Stated task:
Update the entries from the line with "appendix-line: 本标准主要起草人李建威。 —" up to and including the line with "heading-9-1-2 — [77, 134, 257, 160]", changing "paragraph-line" to "text-line" and leaving everything else as it is.

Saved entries
^^^^^^^^^^^^^^^^

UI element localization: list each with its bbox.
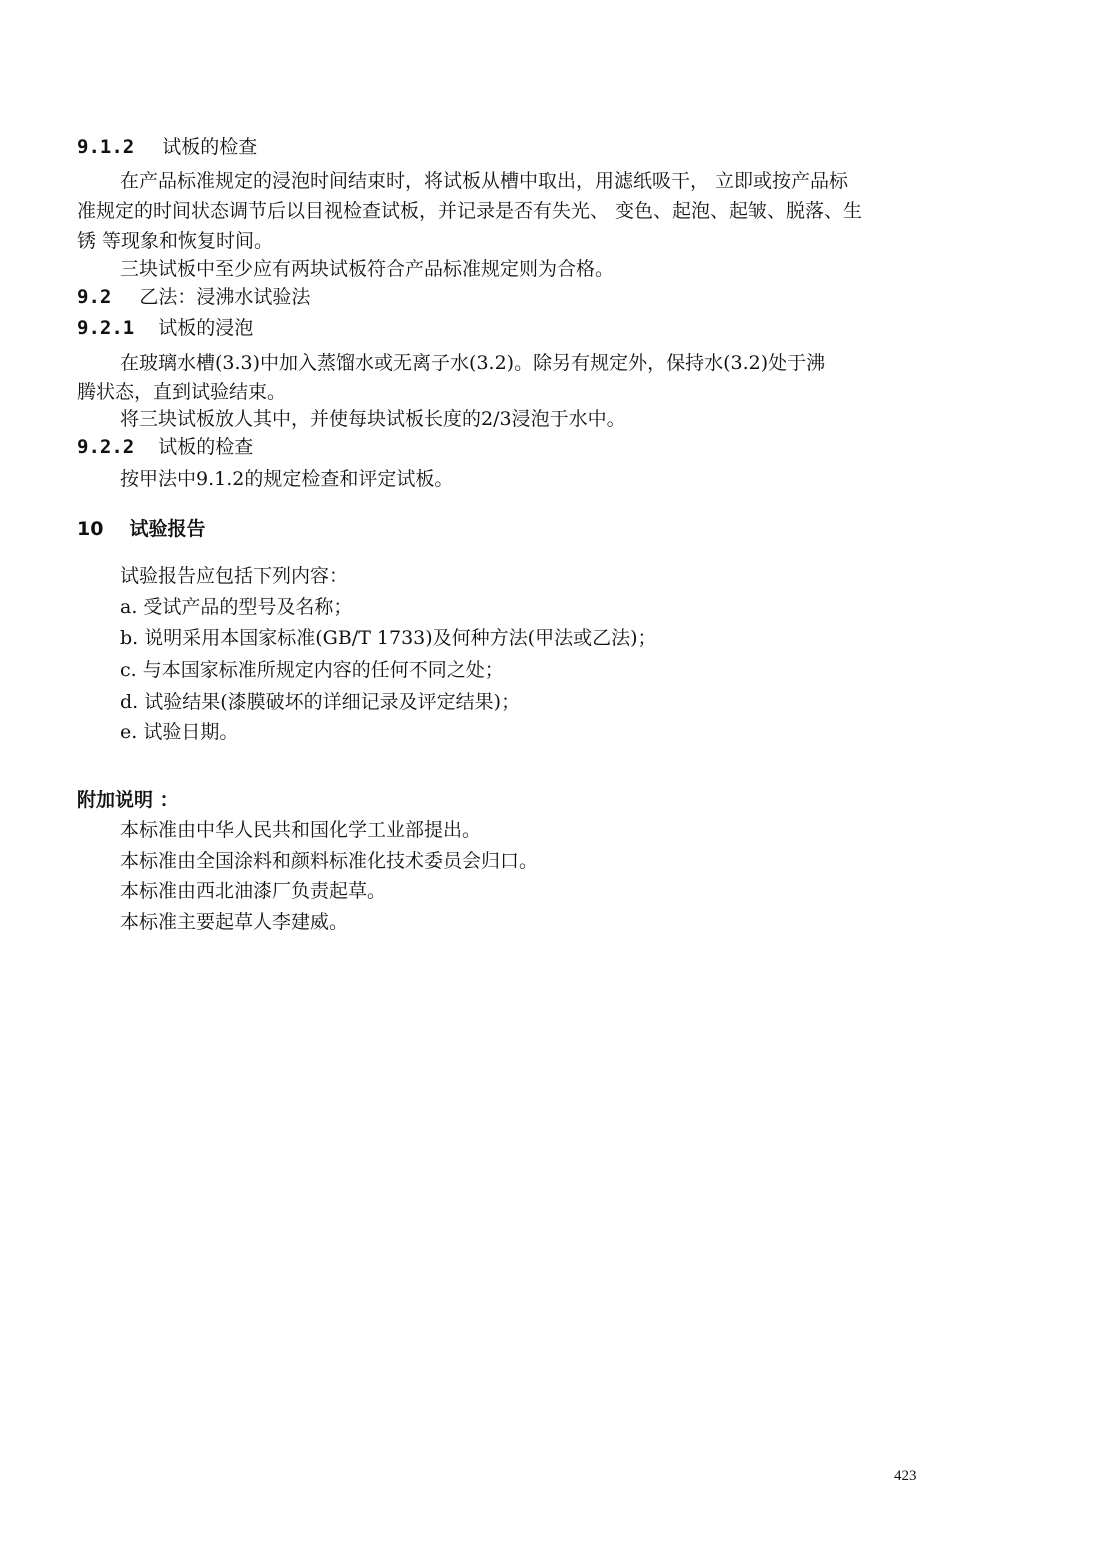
appendix-line: 本标准主要起草人李建威。 — [120, 911, 349, 933]
list-item: b. 说明采用本国家标准(GB/T 1733)及何种方法(甲法或乙法)； — [120, 627, 657, 649]
paragraph-line: 锈 等现象和恢复时间。 — [77, 230, 274, 252]
section-title: 试板的检查 — [162, 136, 258, 158]
paragraph-line: 在玻璃水槽(3.3)中加入蒸馏水或无离子水(3.2)。除另有规定外，保持水(3.2)处于沸 — [120, 352, 826, 374]
list-item: a. 受试产品的型号及名称； — [120, 596, 353, 618]
paragraph-line: 试验报告应包括下列内容： — [120, 565, 349, 587]
section-number: 9.2.1 — [77, 317, 135, 339]
section-number: 10 — [77, 518, 104, 540]
heading-10 — [77, 516, 205, 542]
heading-9-2-2 — [77, 434, 253, 460]
paragraph-line: 准规定的时间状态调节后以目视检查试板，并记录是否有失光、 变色、起泡、起皱、脱落、生 — [77, 200, 863, 222]
paragraph-line: 三块试板中至少应有两块试板符合产品标准规定则为合格。 — [120, 258, 615, 280]
list-item: d. 试验结果(漆膜破坏的详细记录及评定结果)； — [120, 691, 521, 713]
heading-9-1-2 — [77, 134, 257, 160]
section-number: 9.2.2 — [77, 436, 135, 458]
list-item: e. 试验日期。 — [120, 721, 239, 743]
page-number: 423 — [894, 1468, 917, 1484]
heading-9-2-1 — [77, 315, 253, 341]
section-title: 试板的浸泡 — [158, 317, 254, 339]
section-title: 试验报告 — [129, 518, 206, 540]
paragraph-line: 将三块试板放人其中，并使每块试板长度的2/3浸泡于水中。 — [120, 408, 626, 430]
appendix-line: 本标准由全国涂料和颜料标准化技术委员会归口。 — [120, 850, 539, 872]
heading-9-2 — [77, 284, 310, 310]
list-item: c. 与本国家标准所规定内容的任何不同之处； — [120, 659, 504, 681]
section-title: 试板的检查 — [158, 436, 254, 458]
paragraph-line: 在产品标准规定的浸泡时间结束时，将试板从槽中取出，用滤纸吸干， 立即或按产品标 — [120, 170, 849, 192]
section-title: 乙法：浸沸水试验法 — [139, 286, 311, 308]
appendix-line: 本标准由西北油漆厂负责起草。 — [120, 880, 387, 902]
paragraph-line: 腾状态，直到试验结束。 — [77, 381, 287, 403]
section-number: 9.1.2 — [77, 136, 135, 158]
paragraph-line: 按甲法中9.1.2的规定检查和评定试板。 — [120, 468, 454, 490]
section-number: 9.2 — [77, 286, 112, 308]
appendix-line: 本标准由中华人民共和国化学工业部提出。 — [120, 819, 482, 841]
appendix-title: 附加说明 ： — [77, 789, 179, 811]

^^^^^^^^^^^^^^^^

Written solution:
appendix-line: 本标准主要起草人李建威。 — [120, 911, 349, 933]
list-item: b. 说明采用本国家标准(GB/T 1733)及何种方法(甲法或乙法)； — [120, 627, 657, 649]
text-line: 锈 等现象和恢复时间。 — [77, 230, 274, 252]
section-title: 试板的检查 — [162, 136, 258, 158]
text-line: 在玻璃水槽(3.3)中加入蒸馏水或无离子水(3.2)。除另有规定外，保持水(3.2)处于沸 — [120, 352, 826, 374]
list-item: a. 受试产品的型号及名称； — [120, 596, 353, 618]
text-line: 试验报告应包括下列内容： — [120, 565, 349, 587]
section-number: 9.2.1 — [77, 317, 135, 339]
section-number: 10 — [77, 518, 104, 540]
heading-10 — [77, 516, 205, 542]
heading-9-2-2 — [77, 434, 253, 460]
text-line: 准规定的时间状态调节后以目视检查试板，并记录是否有失光、 变色、起泡、起皱、脱落、生 — [77, 200, 863, 222]
text-line: 三块试板中至少应有两块试板符合产品标准规定则为合格。 — [120, 258, 615, 280]
list-item: d. 试验结果(漆膜破坏的详细记录及评定结果)； — [120, 691, 521, 713]
heading-9-1-2 — [77, 134, 257, 160]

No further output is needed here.